Reading text ::
We removed the 11 clubs i.e clubs with more experience. We have only 29 Clubs.

Win, Loss, Drawn, and clean sheets Rate

# Create new columns for Winning Rate, Loss Rate, Draw Rate, & Clean Sheet Rate

df['Winning Rate'] = (df['Win'] / df['Matches Played'])*100
df['Loss Rate'] = (df['Loss'] / df['Matches Played'])*100
df['Drawn Rate'] = (df['Drawn'] / df['Matches Played'])*100
df['Clean Sheet Rate'] = (df['Clean Sheets'] / df['Matches Played'])*100

# Create a column for average goals scored per match

df['Avg Goals Per Match']=df['Goals']/df['Matches Played']
df['Avg Goals Per Match']=df['Avg Goals Per Match'].round()

# View data

df[['Club','Matches Played','Win','Loss','Drawn','Goals','Clean Sheets','Winning Rate','Loss Rate','Drawn Rate','Clean Sheet Rate','Avg Goals Per Match']].head()

Output of first 5 rows:

Club	Matches Played	Win	Loss	Drawn	Goals	Clean Sheets	Winning Rate	Loss Rate	Drawn Rate	Clean Sheet Rate	Avg Goals Per Match
Birmingham City	266	73	111	82	273	66	27.443609	41.729323	30.827068	24.812030	1.0
Blackburn Rovers	696	262	250	184	927	210	37.643678	35.919540	26.436782	30.172414	1.0
Bolton Wanderers	494	149	217	128	575	108	30.161943	43.927126	25.910931	21.862348	1.0
Bournemouth	219	64	107	48	269	45	29.223744	48.858447	21.917808	20.547945	1.0
Brighton & Hove Albion	218	61	85	72	243	58	27.981651	38.990826	33.027523	26.605505	1.0

We can see ‘Birmingham City’ has won the matches 73 times out of 266 matches played, While ‘Blackburn Rovers’ has won the matches 262 times out of 696 matches played.

My question is can we compare 73 Wins with 262 Wins? No, because obviously the teams who played lesser matches will have lesser wins which does not mean they are a bad team just because they played lesser number of matches.

So there is a issue here. We easily analyzed ‘Matches Played’ Column but we can’t do the same for ‘Win’, ‘Loss’, ‘Drawn’, ‘Goals’, ‘Clean Sheets’, can’t compare these columns because everything depends on ‘Matches Played’

It is essential to understand that the values in all the columns represent the cumulative scores over all the matches played.

To accurately analyze the performance of the teams, we must normalize the data by dividing the no. of wins, loss, drawn, clean sheet, goals by the number of matches played.

This normalization will provide us with a fair idea of the winning, losing, draw, and clean sheet percentages of each team along with goals per match.

Visualizing Winning, Loss, Drawn & Clean Sheet Rate

# Now let us visualize Winning, Loss, Drawn rate, and Clean Sheet

# Set the figure size

plt.figure(figsize=(8, 6))

# Create the boxplot

boxplot = plt.boxplot([df['Winning Rate'], df['Drawn Rate'], df['Loss Rate'], df['Clean Sheet Rate']], 
                      patch_artist=True,
                      labels=['Winning Rate', 'Drawn Rate', 'Loss Rate', 'Clean Sheet Rate'])

Provided data ::
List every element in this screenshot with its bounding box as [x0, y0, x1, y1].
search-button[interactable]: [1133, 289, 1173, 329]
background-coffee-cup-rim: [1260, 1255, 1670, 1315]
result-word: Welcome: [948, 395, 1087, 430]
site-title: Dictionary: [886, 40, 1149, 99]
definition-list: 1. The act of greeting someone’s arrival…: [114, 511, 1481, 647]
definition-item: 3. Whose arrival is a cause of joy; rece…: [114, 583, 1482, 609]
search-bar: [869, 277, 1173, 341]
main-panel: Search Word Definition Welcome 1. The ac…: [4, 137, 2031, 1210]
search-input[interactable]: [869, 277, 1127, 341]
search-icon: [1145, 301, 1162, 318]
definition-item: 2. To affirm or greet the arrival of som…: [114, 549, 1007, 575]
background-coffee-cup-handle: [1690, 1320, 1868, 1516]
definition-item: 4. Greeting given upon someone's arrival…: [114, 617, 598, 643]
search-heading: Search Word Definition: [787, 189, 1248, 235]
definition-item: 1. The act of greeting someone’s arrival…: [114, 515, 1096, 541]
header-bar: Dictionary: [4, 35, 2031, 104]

Requests ::
- A) Copy the part of the football club analysis that starts at "To accurately analyze" and ends at "plt.figure(figsize=(8, 6))".
- B) Carry on the football club analysis from the point where it stops.

Expected results ::
- A)
To accurately analyze the performance of the teams, we must normalize the data by dividing the no. of wins, loss, drawn, clean sheet, goals by the number of matches played.

This normalization will provide us with a fair idea of the winning, losing, draw, and clean sheet percentages of each team along with goals per match.

Visualizing Winning, Loss, Drawn & Clean Sheet Rate

# Now let us visualize Winning, Loss, Drawn rate, and Clean Sheet

# Set the figure size

plt.figure(figsize=(8, 6))

- B)
# Set the title and axis labels

plt.title('Distribution of Winning Rate, Drawn Rate, Loss Rate and Clean Sheet Rate')
plt.xlabel('Winning, Drawn ,Lost Game & Clean Sheet')
plt.ylabel('Rate')

# Show the plot

plt.show()

That code gives us the below plot - which visualises our results!

alt text

Winning Rate

We observe that there are a few outliers in the Winning Rate boxplot, which are located above the upper whisker. It is safe to conclude that these outlier clubs have shown exceptional winning rates compared to the other clubs. Let us identify them ahead.

Also let us identify the club that has least “Winning Rate”.

Drawn Rate

We observe an outlier in the drawn rate boxplot, indicating that there is one clubs has a much higher drawn rate compared to others. This may not necessarily be a positive indication, as it suggests that the club may struggle to secure wins in their matches. Going further let us identify which club is this.

Loss Rate

We can see very clearly that loss rates for these clubs are high compared to winning rate - meaning tendency to lose the match is pretty high for these teams.

Clean Sheet Rate

We see that data for Clean Sheet rate is pretty Symmetric. Nothing can be inferred.

Clubs with High Winning Rate

# Calculate the interquartile range for the "Winning Rate" column

Q1 = df['Winning Rate'].quantile(0.25)
Q3 = df['Winning Rate'].quantile(0.75)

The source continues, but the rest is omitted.